**Prompt**
Copy every line from the data below in which the string "Field" can be found.

**Data lines**
══════════════════════════════

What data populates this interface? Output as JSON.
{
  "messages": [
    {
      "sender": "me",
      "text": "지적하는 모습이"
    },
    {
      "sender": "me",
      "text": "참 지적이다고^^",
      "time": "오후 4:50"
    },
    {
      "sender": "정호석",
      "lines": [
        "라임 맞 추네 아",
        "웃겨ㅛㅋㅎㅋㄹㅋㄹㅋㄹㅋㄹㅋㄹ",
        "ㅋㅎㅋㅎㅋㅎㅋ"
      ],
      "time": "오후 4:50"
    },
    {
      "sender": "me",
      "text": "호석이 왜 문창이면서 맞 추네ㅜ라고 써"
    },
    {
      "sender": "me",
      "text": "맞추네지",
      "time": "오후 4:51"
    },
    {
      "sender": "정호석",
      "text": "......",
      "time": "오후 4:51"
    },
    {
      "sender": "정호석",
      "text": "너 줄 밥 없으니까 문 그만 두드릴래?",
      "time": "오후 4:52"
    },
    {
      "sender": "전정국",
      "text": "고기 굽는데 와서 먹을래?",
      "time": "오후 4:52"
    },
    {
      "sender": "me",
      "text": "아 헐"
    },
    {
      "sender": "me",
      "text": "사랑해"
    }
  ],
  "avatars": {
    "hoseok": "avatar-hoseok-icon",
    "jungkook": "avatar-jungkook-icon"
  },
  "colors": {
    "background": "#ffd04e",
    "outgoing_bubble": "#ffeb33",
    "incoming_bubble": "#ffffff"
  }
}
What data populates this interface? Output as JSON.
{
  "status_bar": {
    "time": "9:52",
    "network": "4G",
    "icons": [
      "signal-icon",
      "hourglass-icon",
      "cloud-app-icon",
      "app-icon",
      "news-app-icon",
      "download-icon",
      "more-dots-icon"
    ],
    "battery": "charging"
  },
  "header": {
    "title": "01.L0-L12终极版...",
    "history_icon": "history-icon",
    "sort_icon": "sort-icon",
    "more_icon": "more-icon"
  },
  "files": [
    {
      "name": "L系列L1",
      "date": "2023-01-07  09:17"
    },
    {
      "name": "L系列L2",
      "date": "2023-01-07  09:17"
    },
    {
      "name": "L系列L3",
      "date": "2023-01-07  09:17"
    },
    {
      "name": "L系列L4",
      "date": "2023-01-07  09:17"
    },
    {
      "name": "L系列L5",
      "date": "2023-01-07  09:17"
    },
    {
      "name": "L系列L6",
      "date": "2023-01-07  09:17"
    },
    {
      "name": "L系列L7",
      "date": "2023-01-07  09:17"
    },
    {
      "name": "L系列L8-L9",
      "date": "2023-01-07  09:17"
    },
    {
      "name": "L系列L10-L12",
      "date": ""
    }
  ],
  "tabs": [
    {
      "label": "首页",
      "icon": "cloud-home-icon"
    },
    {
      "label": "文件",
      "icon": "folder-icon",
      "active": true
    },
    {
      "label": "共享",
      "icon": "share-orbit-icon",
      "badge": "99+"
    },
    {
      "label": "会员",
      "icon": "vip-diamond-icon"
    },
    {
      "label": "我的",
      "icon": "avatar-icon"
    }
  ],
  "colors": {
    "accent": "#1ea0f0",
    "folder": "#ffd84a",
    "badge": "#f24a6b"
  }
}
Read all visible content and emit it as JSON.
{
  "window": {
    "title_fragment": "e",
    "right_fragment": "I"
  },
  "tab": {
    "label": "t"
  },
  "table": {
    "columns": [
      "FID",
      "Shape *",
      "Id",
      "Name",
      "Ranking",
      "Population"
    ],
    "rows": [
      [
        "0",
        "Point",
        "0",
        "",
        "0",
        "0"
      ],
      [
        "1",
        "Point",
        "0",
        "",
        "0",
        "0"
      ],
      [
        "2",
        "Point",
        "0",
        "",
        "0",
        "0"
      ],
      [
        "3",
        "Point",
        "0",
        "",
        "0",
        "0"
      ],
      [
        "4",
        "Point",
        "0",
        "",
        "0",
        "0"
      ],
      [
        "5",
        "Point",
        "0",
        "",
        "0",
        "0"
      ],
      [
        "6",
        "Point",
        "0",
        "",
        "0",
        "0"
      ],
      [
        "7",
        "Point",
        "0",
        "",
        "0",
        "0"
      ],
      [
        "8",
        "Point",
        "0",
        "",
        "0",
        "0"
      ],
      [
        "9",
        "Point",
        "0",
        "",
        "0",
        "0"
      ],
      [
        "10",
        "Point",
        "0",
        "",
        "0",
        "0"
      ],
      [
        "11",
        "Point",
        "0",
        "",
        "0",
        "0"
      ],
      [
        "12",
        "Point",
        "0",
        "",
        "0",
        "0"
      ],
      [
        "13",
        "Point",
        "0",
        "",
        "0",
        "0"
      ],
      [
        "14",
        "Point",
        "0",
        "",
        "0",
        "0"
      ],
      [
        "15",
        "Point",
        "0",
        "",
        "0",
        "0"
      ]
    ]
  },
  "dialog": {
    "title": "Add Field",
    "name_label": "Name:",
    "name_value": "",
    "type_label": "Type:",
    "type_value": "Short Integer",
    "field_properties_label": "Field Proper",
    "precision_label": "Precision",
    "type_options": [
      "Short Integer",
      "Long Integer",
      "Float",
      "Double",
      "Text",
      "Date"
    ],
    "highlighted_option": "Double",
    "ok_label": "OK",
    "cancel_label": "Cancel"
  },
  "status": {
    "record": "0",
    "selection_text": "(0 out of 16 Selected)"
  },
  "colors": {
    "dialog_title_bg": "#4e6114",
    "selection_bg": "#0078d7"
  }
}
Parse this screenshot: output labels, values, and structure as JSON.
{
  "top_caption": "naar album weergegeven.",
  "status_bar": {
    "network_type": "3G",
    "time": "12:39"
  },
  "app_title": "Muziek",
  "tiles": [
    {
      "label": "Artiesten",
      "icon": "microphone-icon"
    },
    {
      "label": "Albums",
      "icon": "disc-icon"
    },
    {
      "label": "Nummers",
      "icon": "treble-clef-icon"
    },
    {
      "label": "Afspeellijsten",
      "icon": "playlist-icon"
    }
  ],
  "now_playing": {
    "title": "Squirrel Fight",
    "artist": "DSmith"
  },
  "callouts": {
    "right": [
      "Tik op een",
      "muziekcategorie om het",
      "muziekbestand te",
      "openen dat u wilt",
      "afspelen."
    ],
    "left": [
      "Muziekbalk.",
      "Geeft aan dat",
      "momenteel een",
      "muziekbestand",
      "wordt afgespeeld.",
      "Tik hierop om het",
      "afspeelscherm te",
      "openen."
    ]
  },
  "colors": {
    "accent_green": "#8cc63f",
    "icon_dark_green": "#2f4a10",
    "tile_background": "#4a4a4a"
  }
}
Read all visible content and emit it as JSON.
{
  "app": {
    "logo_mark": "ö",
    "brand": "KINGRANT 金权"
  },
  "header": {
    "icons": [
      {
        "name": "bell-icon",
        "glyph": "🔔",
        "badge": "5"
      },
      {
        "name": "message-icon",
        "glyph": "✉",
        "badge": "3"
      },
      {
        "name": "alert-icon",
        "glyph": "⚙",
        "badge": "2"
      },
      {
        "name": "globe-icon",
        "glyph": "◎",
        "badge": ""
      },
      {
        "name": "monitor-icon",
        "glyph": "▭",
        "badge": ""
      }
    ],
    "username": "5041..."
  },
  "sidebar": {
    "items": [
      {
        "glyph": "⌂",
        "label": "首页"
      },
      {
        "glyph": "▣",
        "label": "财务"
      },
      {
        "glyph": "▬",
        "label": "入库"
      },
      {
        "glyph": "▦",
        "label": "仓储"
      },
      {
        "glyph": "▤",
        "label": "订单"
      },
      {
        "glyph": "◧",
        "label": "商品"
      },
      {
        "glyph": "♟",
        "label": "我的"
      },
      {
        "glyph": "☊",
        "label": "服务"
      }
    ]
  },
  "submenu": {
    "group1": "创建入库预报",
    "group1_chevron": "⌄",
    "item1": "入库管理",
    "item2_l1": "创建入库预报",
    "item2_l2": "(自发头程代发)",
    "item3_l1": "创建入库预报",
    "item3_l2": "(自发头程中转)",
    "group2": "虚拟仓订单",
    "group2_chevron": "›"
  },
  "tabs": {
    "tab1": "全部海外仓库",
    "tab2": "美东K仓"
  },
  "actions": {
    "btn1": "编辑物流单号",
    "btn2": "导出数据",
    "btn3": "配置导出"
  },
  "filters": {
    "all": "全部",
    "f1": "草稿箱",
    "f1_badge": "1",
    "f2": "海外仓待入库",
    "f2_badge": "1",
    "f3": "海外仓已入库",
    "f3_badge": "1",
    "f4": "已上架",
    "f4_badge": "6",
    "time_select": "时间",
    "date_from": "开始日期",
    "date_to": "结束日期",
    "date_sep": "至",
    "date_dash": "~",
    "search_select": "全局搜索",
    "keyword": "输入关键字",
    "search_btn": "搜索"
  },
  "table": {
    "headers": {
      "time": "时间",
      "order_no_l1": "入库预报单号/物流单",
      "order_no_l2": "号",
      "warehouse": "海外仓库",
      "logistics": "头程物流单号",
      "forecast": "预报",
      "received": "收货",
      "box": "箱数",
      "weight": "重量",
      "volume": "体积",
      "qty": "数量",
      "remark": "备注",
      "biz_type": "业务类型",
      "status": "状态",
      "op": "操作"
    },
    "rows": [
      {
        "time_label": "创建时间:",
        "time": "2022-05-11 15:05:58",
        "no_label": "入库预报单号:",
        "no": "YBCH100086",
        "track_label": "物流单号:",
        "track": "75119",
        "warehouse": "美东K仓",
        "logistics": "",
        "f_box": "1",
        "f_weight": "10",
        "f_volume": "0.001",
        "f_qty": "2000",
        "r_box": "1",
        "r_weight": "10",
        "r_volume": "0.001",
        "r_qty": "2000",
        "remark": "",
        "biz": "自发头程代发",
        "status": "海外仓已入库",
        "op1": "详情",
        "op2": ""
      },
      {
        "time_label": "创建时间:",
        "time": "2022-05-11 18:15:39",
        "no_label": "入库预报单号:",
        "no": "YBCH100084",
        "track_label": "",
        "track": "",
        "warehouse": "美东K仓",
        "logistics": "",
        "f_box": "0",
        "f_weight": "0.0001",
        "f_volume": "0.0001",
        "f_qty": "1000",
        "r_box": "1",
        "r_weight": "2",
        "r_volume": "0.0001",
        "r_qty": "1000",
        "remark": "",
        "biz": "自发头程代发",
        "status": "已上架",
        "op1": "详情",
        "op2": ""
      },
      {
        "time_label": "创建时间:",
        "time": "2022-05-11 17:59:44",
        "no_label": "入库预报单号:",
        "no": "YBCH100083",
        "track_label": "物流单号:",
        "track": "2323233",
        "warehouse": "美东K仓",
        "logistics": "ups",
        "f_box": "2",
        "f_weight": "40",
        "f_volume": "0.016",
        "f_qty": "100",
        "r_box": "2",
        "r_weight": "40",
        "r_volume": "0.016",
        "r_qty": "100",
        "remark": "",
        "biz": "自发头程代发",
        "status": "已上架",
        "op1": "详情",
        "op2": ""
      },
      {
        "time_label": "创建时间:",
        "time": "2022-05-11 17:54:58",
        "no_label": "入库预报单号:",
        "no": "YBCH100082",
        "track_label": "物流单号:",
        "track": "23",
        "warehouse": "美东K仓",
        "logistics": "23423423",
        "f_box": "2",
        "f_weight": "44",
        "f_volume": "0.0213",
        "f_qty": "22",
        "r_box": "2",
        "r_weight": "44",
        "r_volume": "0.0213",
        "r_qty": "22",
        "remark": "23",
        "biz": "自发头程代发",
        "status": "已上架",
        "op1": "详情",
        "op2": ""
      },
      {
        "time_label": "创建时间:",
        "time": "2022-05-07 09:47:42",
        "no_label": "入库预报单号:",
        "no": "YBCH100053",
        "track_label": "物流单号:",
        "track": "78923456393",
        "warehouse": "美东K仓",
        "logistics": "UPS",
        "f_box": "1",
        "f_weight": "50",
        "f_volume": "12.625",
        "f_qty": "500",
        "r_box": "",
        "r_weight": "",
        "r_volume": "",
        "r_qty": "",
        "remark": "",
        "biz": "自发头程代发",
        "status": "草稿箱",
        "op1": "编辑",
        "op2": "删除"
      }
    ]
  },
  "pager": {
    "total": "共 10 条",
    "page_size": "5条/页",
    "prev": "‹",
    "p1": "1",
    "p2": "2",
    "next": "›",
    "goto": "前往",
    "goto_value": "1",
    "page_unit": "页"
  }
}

══════════════════════════════

**Answer to the task**
    "title": "Add Field",
    "field_properties_label": "Field Proper",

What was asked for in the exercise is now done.